Transcribe the data in full and exactly, omitting any pictures.

**Stored rows:**
--

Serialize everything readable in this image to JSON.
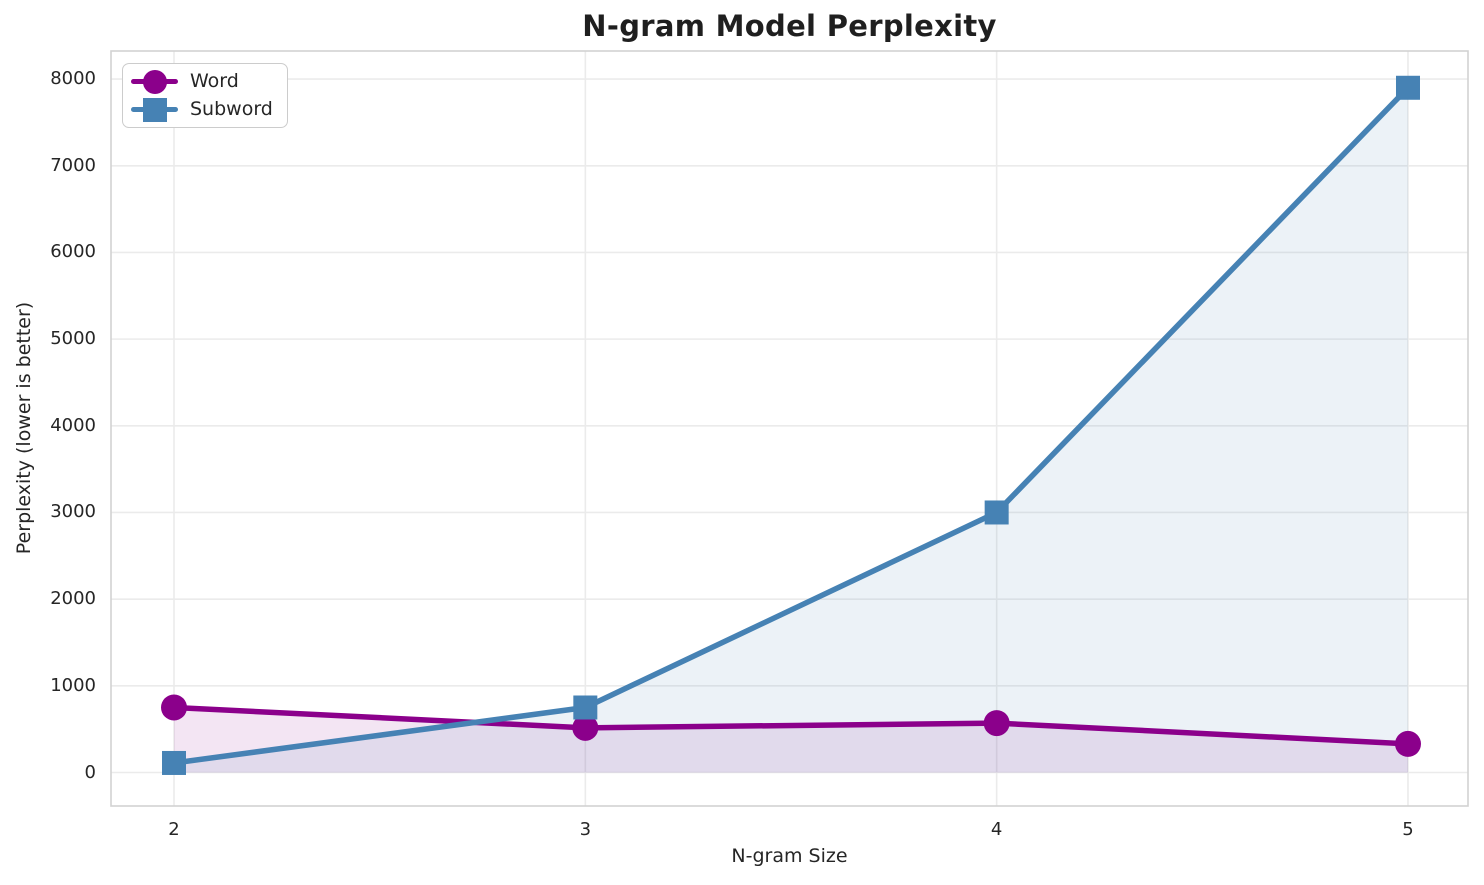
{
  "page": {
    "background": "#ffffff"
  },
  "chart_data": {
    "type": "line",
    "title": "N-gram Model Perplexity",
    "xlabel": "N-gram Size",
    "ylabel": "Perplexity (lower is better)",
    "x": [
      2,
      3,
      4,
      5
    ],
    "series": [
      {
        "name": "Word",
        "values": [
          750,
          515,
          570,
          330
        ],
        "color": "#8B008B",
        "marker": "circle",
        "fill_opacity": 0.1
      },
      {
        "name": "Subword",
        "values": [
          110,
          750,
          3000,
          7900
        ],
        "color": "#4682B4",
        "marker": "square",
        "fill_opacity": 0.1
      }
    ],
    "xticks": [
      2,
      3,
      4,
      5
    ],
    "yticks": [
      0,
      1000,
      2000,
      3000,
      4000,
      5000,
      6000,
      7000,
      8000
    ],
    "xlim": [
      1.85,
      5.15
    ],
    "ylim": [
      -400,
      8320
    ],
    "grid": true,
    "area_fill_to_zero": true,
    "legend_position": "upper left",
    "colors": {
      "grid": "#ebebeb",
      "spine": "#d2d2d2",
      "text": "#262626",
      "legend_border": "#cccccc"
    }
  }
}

--

**Result for this task:**
Serialize everything readable in this image to JSON.
{
  "page": {
    "background": "#ffffff"
  },
  "chart_data": {
    "type": "line",
    "title": "N-gram Model Perplexity",
    "xlabel": "N-gram Size",
    "ylabel": "Perplexity (lower is better)",
    "x": [
      2,
      3,
      4,
      5
    ],
    "series": [
      {
        "name": "Word",
        "values": [
          750,
          515,
          570,
          330
        ],
        "color": "#8B008B",
        "marker": "circle",
        "fill_opacity": 0.1
      },
      {
        "name": "Subword",
        "values": [
          110,
          750,
          3000,
          7900
        ],
        "color": "#4682B4",
        "marker": "square",
        "fill_opacity": 0.1
      }
    ],
    "xticks": [
      2,
      3,
      4,
      5
    ],
    "yticks": [
      0,
      1000,
      2000,
      3000,
      4000,
      5000,
      6000,
      7000,
      8000
    ],
    "xlim": [
      1.85,
      5.15
    ],
    "ylim": [
      -400,
      8320
    ],
    "grid": true,
    "area_fill_to_zero": true,
    "legend_position": "upper left",
    "colors": {
      "grid": "#ebebeb",
      "spine": "#d2d2d2",
      "text": "#262626",
      "legend_border": "#cccccc"
    }
  }
}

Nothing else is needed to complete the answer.